Search the data for the word "Photometric" and copy every line that contains it.
start Supplied records
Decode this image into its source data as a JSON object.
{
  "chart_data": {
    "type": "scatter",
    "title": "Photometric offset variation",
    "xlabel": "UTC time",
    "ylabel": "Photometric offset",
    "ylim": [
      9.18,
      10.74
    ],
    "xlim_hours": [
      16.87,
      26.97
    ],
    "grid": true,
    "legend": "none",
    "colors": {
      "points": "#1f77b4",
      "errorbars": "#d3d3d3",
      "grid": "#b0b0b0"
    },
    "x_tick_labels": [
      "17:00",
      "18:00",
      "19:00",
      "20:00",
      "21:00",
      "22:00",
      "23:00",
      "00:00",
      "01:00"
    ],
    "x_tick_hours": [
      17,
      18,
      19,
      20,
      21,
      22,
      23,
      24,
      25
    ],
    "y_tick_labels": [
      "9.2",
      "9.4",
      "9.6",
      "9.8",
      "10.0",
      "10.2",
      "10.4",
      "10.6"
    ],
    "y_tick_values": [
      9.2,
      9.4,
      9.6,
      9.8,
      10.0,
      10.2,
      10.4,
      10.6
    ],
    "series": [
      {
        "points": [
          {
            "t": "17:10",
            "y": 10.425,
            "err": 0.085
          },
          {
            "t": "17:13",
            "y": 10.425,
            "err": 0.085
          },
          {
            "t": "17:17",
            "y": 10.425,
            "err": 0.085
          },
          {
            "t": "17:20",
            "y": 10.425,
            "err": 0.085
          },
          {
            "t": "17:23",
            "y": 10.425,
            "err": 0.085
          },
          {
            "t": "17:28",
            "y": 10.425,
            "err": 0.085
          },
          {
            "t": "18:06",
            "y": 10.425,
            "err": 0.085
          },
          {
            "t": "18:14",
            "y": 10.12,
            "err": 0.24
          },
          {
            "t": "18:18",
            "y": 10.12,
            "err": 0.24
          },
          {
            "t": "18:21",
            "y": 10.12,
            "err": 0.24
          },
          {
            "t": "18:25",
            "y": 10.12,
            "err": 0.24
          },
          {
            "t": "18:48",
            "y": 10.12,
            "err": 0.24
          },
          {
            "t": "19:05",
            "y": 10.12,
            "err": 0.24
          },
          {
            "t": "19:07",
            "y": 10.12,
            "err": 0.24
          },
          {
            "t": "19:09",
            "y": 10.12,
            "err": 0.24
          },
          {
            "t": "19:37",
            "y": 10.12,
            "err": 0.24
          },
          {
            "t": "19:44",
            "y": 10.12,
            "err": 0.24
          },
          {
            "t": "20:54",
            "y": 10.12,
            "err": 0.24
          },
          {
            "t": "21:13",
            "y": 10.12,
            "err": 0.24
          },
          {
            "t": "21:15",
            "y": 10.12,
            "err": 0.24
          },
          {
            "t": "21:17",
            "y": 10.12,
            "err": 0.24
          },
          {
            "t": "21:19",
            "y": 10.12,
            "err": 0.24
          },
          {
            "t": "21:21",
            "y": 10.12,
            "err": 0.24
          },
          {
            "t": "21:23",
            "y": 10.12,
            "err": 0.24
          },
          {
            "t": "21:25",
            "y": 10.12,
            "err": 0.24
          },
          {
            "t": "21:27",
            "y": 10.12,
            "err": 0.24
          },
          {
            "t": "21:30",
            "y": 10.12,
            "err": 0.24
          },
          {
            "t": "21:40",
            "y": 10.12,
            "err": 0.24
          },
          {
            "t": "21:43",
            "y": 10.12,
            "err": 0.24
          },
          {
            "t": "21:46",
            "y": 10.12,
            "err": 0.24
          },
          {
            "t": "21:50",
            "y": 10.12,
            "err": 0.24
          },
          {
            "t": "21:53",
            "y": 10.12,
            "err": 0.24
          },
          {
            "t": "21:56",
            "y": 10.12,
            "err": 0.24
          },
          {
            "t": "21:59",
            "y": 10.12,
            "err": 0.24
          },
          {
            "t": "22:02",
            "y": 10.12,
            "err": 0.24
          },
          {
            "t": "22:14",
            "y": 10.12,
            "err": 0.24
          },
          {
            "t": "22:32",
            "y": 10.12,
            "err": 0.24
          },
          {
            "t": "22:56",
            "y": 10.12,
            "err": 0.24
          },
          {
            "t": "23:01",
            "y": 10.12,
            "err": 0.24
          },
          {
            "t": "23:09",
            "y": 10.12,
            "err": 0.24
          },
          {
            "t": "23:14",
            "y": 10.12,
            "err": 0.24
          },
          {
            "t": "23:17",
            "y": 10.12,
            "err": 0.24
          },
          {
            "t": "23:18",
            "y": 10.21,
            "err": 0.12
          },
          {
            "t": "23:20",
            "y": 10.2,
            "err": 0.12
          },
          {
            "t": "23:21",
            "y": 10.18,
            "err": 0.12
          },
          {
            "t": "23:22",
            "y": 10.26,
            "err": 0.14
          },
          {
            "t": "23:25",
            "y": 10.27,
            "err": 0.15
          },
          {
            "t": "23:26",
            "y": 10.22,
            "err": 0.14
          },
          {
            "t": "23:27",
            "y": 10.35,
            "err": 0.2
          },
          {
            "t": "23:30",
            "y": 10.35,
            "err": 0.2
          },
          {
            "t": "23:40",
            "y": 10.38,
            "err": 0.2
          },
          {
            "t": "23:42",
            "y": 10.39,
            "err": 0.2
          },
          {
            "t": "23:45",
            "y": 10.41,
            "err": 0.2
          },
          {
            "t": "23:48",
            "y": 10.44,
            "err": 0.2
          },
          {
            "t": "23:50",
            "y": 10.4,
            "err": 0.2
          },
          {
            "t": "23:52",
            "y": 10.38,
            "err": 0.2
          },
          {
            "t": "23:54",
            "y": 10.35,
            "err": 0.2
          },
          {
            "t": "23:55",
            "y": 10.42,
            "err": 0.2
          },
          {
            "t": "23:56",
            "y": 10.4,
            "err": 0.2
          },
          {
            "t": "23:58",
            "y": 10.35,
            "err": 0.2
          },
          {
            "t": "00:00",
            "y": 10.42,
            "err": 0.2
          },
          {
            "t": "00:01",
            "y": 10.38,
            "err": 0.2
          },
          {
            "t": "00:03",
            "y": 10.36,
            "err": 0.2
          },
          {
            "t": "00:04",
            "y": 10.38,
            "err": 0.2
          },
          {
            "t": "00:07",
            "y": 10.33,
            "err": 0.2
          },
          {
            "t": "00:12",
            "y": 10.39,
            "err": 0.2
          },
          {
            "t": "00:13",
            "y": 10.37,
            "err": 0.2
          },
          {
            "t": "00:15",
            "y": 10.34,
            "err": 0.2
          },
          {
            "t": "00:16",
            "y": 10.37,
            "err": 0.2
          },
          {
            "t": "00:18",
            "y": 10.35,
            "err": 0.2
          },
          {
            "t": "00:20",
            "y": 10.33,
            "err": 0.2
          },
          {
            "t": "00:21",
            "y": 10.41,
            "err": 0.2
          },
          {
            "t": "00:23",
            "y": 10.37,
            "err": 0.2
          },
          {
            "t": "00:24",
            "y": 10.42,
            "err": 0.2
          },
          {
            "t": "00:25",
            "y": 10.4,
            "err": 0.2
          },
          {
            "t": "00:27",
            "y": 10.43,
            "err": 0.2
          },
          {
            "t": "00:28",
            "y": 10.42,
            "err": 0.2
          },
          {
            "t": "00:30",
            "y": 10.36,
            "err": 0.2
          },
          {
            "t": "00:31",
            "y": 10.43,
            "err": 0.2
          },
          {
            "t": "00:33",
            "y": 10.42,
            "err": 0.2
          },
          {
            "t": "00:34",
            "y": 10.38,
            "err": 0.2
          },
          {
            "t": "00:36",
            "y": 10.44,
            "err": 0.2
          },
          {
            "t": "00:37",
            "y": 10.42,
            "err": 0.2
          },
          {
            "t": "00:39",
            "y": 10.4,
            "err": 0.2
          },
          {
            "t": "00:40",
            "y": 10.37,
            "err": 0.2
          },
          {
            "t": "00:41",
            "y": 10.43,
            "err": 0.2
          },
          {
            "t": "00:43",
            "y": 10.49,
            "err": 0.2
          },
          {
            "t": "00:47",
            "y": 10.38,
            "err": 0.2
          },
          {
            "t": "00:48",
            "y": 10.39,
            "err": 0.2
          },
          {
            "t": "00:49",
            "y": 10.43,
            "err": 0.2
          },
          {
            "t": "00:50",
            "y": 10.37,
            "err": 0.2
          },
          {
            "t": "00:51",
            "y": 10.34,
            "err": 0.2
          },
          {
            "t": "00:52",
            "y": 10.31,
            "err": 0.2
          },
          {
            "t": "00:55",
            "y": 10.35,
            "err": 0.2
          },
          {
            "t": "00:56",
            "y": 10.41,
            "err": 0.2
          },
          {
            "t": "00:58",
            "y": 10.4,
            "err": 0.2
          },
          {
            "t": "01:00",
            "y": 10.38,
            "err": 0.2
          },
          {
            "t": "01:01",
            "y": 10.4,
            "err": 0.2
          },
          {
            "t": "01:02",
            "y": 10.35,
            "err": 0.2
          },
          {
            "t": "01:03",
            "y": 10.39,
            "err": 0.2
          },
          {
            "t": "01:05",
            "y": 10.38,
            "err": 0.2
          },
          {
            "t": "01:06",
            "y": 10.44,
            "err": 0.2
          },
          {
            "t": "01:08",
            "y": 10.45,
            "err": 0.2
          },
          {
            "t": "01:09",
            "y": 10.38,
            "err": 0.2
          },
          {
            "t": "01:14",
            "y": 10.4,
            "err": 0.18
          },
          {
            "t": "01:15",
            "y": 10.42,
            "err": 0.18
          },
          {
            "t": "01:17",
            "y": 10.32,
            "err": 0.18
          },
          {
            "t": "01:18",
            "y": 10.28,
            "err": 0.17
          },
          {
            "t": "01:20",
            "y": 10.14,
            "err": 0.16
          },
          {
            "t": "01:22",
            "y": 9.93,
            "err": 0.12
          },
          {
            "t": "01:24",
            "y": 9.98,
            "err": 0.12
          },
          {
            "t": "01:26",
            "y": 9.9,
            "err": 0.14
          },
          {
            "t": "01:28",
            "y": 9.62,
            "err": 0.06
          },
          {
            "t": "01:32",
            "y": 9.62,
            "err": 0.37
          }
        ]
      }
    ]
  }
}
end Supplied records
*Task response*:
    "title": "Photometric offset variation",
    "ylabel": "Photometric offset",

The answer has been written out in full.